## THE TASK
Output the records exactly as they appear, with no pictures included.

[START OF DATA SHOWN]

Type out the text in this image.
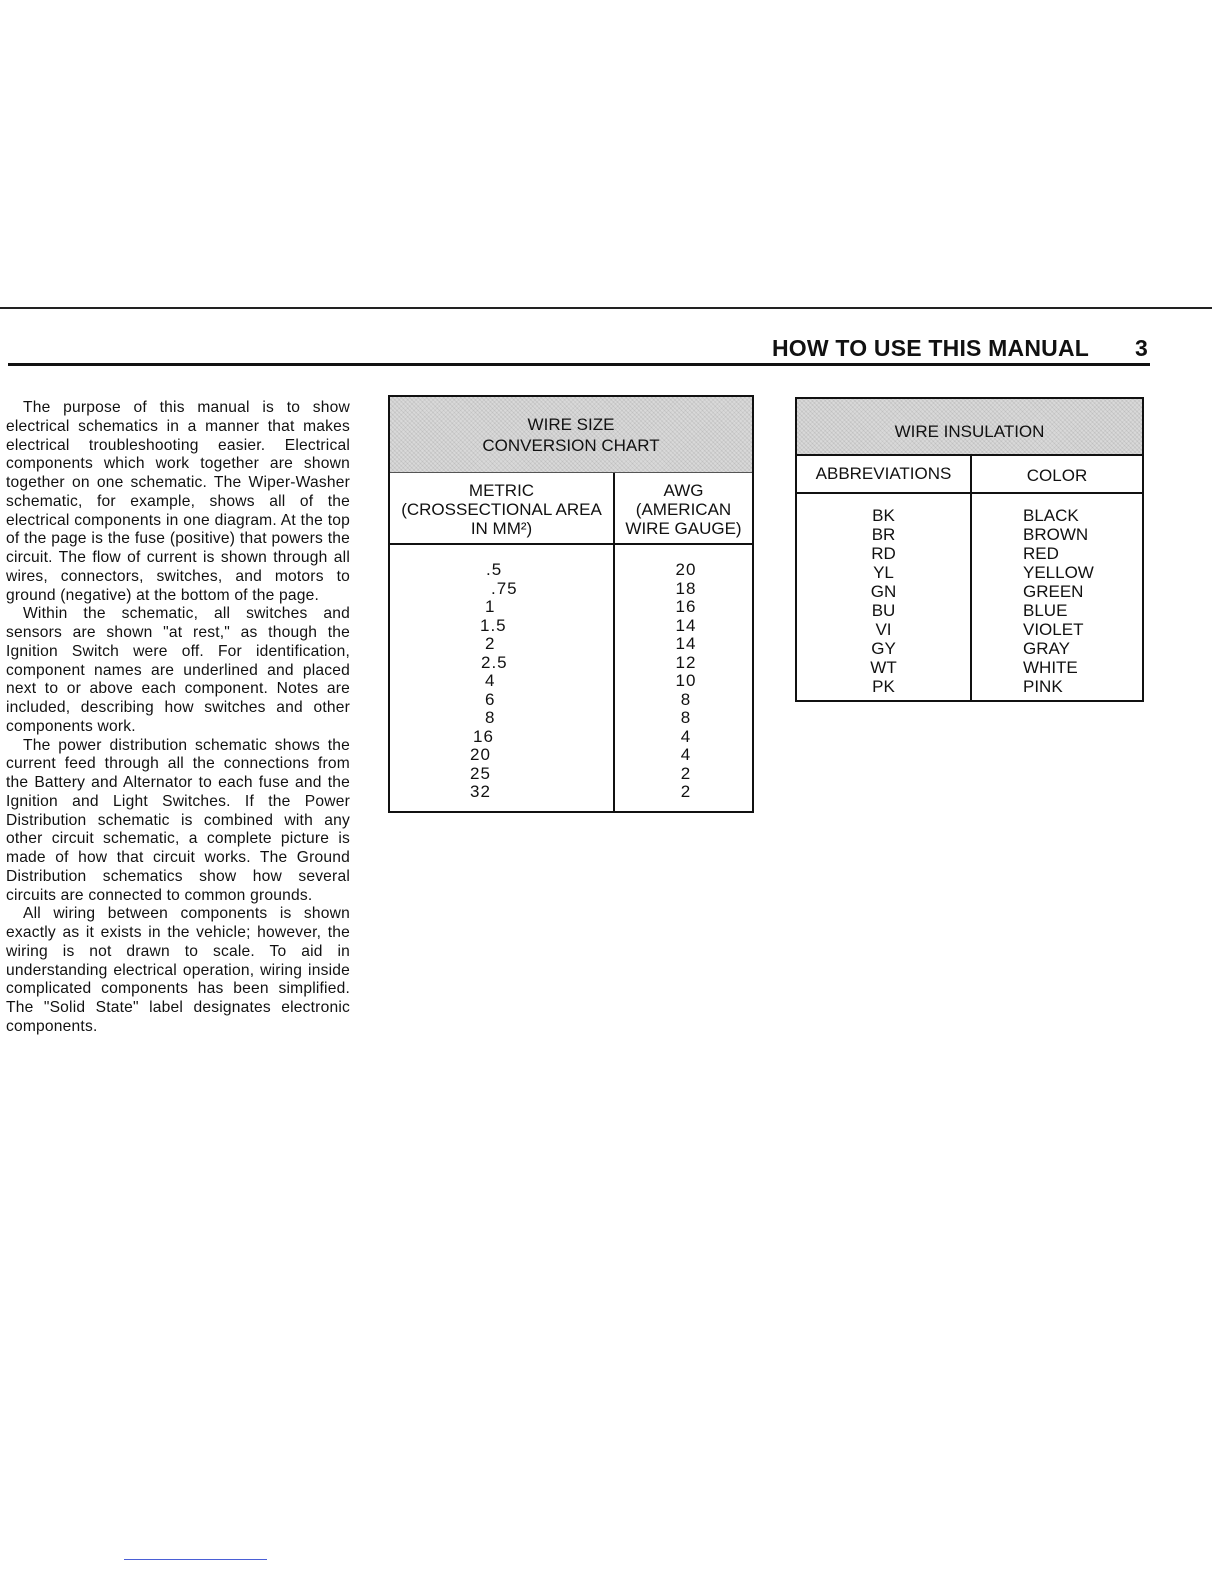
HOW TO USE THIS MANUAL 3

The purpose of this manual is to show electrical schematics in a manner that makes electrical troubleshooting easier. Electrical components which work together are shown together on one schematic. The Wiper-Washer schematic, for example, shows all of the electrical components in one diagram. At the top of the page is the fuse (positive) that powers the circuit. The flow of current is shown through all wires, connectors, switches, and motors to ground (negative) at the bottom of the page.

Within the schematic, all switches and sensors are shown "at rest," as though the Ignition Switch were off. For identification, component names are underlined and placed next to or above each component. Notes are included, describing how switches and other components work.

The power distribution schematic shows the current feed through all the connections from the Battery and Alternator to each fuse and the Ignition and Light Switches. If the Power Distribution schematic is combined with any other circuit schematic, a complete picture is made of how that circuit works. The Ground Distribution schematics show how several circuits are connected to common grounds.

All wiring between components is shown exactly as it exists in the vehicle; however, the wiring is not drawn to scale. To aid in understanding electrical operation, wiring inside complicated components has been simplified. The "Solid State" label designates electronic components.

WIRE SIZE
CONVERSION CHART
METRIC
(CROSSECTIONAL AREA
IN MM²)
AWG
(AMERICAN
WIRE GAUGE)
.5
.75
1
1.5
2
2.5
4
6
8
16
20
25
32
20
18
16
14
14
12
10
8
8
4
4
2
2
WIRE INSULATION
ABBREVIATIONS	COLOR
BK
BR
RD
YL
GN
BU
VI
GY
WT
PK
BLACK
BROWN
RED
YELLOW
GREEN
BLUE
VIOLET
GRAY
WHITE
PINK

[END OF DATA SHOWN]

## FINAL ANSWER
Type out the text in this image.
HOW TO USE THIS MANUAL 3

The purpose of this manual is to show electrical schematics in a manner that makes electrical troubleshooting easier. Electrical components which work together are shown together on one schematic. The Wiper-Washer schematic, for example, shows all of the electrical components in one diagram. At the top of the page is the fuse (positive) that powers the circuit. The flow of current is shown through all wires, connectors, switches, and motors to ground (negative) at the bottom of the page.

Within the schematic, all switches and sensors are shown "at rest," as though the Ignition Switch were off. For identification, component names are underlined and placed next to or above each component. Notes are included, describing how switches and other components work.

The power distribution schematic shows the current feed through all the connections from the Battery and Alternator to each fuse and the Ignition and Light Switches. If the Power Distribution schematic is combined with any other circuit schematic, a complete picture is made of how that circuit works. The Ground Distribution schematics show how several circuits are connected to common grounds.

All wiring between components is shown exactly as it exists in the vehicle; however, the wiring is not drawn to scale. To aid in understanding electrical operation, wiring inside complicated components has been simplified. The "Solid State" label designates electronic components.

WIRE SIZE
CONVERSION CHART
METRIC
(CROSSECTIONAL AREA
IN MM²)
AWG
(AMERICAN
WIRE GAUGE)
.5
.75
1
1.5
2
2.5
4
6
8
16
20
25
32
20
18
16
14
14
12
10
8
8
4
4
2
2
WIRE INSULATION
ABBREVIATIONS	COLOR
BK
BR
RD
YL
GN
BU
VI
GY
WT
PK
BLACK
BROWN
RED
YELLOW
GREEN
BLUE
VIOLET
GRAY
WHITE
PINK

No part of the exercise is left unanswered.